**Work required:**
Below are some entries. Copy each line that holds the string "Korea".
- - -
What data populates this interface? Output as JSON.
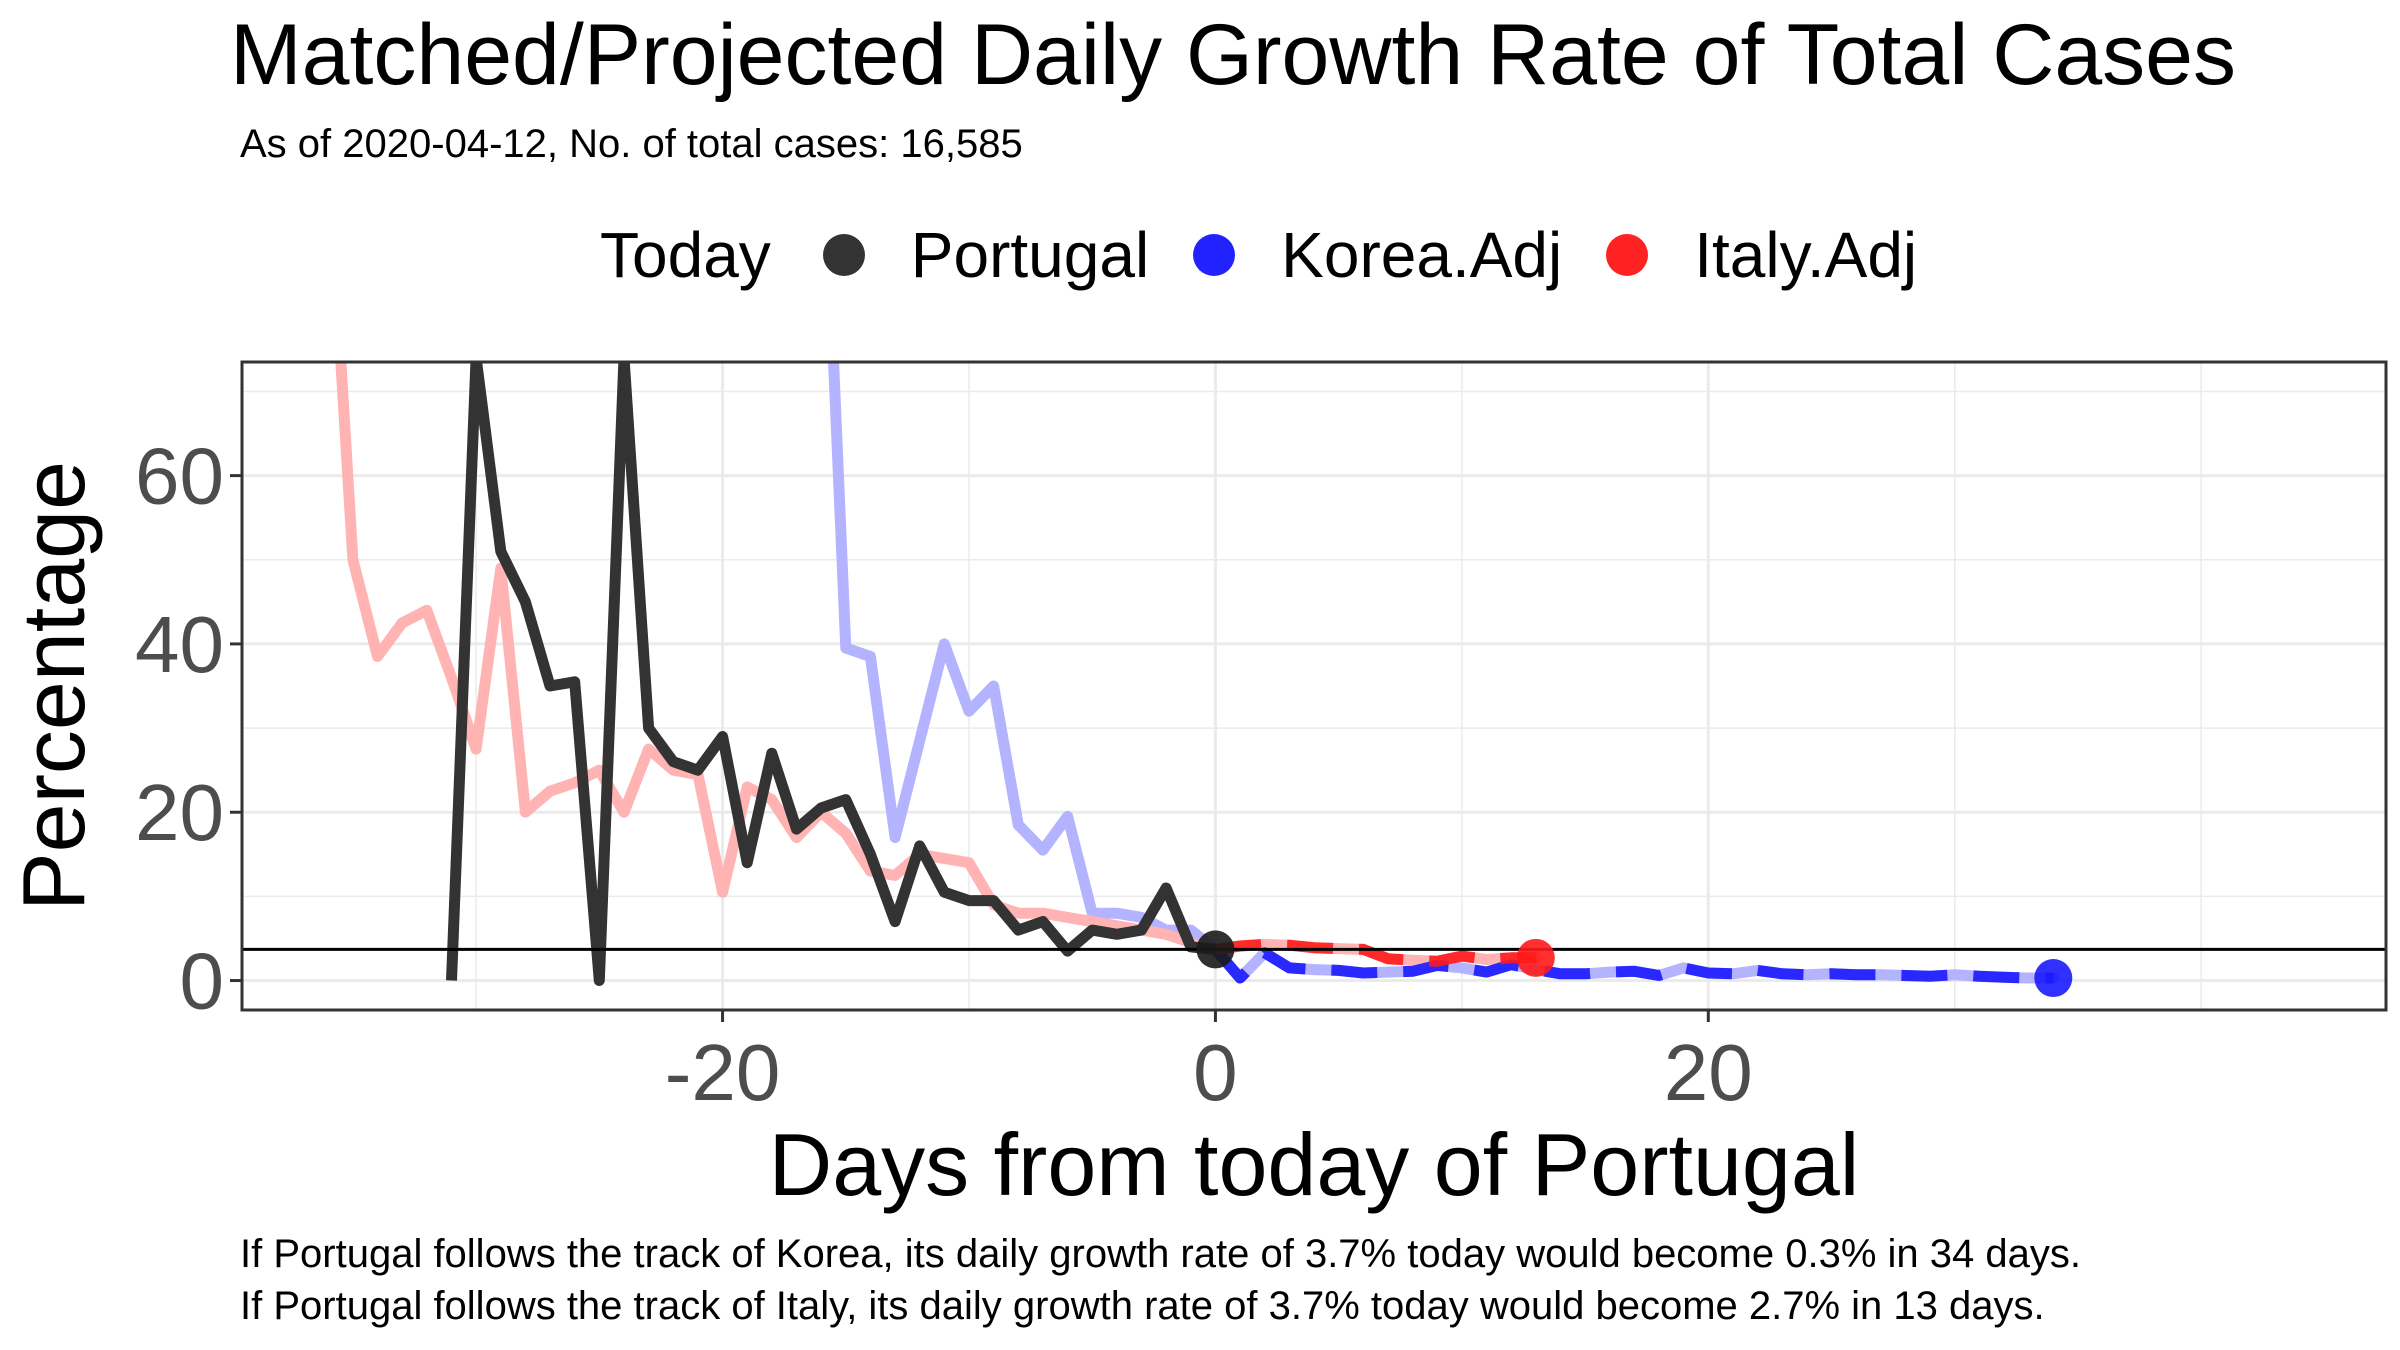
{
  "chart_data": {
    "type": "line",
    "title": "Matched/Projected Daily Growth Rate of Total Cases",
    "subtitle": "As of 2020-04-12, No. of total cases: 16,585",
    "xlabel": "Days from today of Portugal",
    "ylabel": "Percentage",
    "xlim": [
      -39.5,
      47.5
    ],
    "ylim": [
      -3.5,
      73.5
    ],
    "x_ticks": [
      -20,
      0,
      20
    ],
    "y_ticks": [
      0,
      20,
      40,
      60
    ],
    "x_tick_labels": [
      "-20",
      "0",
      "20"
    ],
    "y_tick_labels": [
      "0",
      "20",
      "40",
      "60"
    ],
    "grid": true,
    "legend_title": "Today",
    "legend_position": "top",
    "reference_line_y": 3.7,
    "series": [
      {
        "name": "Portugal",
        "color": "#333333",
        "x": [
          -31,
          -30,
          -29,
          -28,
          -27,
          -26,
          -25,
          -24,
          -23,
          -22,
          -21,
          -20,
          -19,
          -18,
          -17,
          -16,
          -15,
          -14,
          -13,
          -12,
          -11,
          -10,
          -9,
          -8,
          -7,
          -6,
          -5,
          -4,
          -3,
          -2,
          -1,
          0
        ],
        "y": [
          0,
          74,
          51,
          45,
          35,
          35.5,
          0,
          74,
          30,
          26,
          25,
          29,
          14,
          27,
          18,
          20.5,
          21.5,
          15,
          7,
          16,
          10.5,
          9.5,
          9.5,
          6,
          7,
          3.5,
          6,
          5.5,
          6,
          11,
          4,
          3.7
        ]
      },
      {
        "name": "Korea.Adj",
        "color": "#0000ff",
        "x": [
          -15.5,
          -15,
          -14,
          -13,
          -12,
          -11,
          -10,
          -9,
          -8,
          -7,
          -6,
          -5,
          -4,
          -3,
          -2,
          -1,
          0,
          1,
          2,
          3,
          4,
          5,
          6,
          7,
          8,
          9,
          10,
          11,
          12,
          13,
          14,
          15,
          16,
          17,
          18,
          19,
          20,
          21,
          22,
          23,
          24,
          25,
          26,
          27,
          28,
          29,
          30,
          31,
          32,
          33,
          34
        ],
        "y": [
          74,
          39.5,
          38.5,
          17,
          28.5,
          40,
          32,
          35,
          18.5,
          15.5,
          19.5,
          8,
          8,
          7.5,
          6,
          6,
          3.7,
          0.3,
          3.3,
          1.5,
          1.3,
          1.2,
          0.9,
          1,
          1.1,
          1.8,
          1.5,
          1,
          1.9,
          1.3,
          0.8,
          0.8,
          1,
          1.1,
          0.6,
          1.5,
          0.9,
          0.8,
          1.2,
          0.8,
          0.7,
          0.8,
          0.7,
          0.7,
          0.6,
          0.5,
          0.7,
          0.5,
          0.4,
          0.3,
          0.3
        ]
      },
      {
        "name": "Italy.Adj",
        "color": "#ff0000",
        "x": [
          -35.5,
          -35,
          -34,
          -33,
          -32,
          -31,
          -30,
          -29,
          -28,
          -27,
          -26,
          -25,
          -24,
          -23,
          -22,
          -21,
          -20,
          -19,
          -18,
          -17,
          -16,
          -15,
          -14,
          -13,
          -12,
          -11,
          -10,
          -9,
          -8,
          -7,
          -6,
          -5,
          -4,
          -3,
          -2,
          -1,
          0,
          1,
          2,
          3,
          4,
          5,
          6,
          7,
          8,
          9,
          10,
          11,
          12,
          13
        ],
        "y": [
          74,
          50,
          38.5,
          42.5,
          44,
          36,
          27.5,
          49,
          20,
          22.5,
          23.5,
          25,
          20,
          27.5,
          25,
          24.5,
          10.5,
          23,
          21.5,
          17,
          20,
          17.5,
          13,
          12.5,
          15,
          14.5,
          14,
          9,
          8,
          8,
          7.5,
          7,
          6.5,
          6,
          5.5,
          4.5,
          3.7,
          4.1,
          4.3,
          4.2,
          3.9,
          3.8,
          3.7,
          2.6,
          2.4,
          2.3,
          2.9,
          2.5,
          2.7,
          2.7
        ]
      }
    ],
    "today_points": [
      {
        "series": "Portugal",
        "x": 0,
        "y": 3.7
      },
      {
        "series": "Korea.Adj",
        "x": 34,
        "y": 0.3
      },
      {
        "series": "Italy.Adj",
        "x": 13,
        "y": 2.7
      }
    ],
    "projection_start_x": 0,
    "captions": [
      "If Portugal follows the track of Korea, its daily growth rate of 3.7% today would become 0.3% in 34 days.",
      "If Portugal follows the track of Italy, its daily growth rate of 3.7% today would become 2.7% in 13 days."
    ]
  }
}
- - -
**Result of this task:**
        "name": "Korea.Adj",
        "series": "Korea.Adj",
      "If Portugal follows the track of Korea, its daily growth rate of 3.7% today would become 0.3% in 34 days.",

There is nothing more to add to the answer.